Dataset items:

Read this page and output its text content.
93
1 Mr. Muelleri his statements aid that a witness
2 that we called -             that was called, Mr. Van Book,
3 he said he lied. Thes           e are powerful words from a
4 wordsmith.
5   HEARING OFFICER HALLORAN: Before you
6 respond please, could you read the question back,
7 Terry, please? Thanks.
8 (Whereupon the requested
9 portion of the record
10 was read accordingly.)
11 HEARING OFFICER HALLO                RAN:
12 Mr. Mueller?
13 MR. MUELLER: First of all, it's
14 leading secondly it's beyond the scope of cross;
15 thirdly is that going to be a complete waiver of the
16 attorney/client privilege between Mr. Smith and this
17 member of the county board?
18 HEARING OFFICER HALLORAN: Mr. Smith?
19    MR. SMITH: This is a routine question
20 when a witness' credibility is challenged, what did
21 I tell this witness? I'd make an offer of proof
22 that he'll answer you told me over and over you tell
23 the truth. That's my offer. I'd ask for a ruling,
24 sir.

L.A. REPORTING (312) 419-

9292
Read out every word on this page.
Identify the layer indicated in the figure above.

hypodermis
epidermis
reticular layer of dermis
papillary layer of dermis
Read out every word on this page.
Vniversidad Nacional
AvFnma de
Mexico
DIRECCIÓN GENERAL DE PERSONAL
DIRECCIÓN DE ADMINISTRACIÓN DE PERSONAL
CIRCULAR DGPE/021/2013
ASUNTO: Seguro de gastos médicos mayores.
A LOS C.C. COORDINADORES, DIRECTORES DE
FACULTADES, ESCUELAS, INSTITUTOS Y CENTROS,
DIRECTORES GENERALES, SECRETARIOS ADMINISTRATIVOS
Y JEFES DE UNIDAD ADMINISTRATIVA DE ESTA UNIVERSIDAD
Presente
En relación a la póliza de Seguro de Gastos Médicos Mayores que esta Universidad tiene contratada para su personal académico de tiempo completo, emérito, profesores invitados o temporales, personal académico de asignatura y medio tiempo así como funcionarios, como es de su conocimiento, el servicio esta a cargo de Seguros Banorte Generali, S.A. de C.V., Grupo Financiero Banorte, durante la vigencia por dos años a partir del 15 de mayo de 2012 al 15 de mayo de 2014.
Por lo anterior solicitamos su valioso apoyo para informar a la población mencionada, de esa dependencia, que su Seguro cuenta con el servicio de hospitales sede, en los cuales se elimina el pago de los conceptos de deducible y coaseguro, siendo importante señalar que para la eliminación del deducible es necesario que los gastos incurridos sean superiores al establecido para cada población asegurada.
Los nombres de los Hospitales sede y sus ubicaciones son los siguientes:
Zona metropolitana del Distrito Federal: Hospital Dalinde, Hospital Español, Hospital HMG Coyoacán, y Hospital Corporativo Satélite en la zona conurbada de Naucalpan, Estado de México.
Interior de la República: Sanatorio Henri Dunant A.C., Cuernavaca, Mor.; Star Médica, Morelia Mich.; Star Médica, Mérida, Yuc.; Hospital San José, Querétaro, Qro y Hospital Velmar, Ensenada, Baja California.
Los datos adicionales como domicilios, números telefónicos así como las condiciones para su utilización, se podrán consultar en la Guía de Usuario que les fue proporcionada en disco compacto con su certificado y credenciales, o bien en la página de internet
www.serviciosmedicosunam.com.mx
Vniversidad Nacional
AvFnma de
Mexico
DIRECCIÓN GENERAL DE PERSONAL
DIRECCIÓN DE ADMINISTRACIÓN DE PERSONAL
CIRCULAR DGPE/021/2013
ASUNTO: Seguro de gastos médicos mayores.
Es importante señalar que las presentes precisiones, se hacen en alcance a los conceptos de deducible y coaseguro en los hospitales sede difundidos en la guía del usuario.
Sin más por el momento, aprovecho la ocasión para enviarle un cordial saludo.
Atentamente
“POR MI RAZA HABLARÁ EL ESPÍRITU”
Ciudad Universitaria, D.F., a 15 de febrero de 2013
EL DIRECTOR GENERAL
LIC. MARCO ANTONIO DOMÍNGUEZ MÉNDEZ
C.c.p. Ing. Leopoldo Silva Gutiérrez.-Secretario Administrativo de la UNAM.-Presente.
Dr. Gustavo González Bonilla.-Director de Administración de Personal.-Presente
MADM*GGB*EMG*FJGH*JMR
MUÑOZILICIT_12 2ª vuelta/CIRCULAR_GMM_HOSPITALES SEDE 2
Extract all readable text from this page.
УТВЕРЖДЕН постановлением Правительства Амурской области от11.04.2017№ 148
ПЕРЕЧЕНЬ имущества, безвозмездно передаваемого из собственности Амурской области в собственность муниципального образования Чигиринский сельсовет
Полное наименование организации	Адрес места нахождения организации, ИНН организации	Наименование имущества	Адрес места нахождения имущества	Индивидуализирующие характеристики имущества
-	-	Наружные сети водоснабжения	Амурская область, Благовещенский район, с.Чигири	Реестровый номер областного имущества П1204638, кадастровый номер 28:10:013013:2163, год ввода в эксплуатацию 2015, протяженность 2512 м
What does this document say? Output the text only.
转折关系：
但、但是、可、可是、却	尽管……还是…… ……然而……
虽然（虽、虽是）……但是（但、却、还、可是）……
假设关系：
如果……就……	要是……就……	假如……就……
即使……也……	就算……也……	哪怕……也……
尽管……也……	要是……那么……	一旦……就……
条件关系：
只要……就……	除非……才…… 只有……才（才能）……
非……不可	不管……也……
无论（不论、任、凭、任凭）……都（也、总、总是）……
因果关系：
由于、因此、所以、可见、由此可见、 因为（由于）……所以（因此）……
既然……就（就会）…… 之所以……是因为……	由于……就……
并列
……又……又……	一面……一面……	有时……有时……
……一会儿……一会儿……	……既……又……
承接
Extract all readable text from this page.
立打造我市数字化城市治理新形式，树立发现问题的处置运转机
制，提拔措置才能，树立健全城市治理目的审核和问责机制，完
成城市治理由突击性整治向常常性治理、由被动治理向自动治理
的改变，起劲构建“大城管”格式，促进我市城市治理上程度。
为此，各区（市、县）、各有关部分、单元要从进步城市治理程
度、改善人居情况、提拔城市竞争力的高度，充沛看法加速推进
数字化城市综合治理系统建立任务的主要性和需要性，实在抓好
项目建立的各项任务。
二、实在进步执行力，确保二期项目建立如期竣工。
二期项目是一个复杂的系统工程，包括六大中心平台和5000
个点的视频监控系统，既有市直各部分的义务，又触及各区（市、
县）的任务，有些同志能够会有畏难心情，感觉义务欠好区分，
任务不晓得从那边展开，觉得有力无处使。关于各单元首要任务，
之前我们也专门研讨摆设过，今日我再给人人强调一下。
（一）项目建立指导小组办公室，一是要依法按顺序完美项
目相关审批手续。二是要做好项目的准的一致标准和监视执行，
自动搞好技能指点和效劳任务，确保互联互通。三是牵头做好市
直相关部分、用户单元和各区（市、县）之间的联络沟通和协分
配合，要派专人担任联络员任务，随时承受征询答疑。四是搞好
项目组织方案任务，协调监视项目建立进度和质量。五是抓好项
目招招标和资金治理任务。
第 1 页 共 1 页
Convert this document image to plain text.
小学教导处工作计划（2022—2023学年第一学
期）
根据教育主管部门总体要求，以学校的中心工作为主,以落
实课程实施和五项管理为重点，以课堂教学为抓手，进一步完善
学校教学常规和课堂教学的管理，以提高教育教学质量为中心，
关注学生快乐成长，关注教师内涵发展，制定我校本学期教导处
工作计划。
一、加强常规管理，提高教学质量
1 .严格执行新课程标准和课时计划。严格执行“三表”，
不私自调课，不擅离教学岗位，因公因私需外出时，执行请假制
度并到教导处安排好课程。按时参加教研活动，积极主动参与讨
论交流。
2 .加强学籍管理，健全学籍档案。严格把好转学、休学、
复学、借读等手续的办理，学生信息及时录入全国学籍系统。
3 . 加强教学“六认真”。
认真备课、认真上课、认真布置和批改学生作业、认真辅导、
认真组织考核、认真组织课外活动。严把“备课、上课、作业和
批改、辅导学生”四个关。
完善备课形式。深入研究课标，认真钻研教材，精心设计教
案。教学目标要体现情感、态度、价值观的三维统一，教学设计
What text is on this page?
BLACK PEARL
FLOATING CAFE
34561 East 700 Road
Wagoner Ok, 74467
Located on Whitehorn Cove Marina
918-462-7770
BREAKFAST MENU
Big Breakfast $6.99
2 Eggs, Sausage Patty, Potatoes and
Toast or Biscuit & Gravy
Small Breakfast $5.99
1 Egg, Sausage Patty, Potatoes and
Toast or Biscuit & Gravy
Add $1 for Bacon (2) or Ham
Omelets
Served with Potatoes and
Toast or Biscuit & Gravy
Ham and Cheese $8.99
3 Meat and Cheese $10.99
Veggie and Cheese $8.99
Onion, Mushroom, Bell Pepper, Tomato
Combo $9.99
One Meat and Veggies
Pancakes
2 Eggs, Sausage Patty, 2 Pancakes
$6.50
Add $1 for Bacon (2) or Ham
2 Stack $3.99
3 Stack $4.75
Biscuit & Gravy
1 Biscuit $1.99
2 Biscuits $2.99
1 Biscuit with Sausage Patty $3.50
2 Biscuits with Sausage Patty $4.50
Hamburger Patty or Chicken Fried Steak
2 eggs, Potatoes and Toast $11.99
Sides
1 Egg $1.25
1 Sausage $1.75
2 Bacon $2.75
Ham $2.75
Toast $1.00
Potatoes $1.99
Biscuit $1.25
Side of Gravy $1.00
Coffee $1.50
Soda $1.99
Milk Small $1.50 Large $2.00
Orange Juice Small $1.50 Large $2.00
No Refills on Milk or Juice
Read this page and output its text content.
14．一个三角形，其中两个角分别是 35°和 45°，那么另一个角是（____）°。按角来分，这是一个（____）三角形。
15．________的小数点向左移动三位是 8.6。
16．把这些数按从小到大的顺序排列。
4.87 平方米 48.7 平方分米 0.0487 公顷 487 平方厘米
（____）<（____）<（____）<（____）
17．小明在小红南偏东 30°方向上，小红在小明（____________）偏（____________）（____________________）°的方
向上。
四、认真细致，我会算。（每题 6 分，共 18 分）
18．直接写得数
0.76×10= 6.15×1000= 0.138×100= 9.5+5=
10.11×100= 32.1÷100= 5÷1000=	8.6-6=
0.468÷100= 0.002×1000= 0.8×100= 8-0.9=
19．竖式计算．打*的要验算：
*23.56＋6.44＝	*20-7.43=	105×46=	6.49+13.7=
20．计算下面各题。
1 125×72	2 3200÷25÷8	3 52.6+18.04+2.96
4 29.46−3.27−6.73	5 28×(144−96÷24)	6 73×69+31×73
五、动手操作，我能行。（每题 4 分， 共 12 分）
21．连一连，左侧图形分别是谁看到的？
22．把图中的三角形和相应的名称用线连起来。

> Written request
Extract every line from the records above that contains the word "Cheese".

> Response for this exercise
Ham and Cheese $8.99
3 Meat and Cheese $10.99
Veggie and Cheese $8.99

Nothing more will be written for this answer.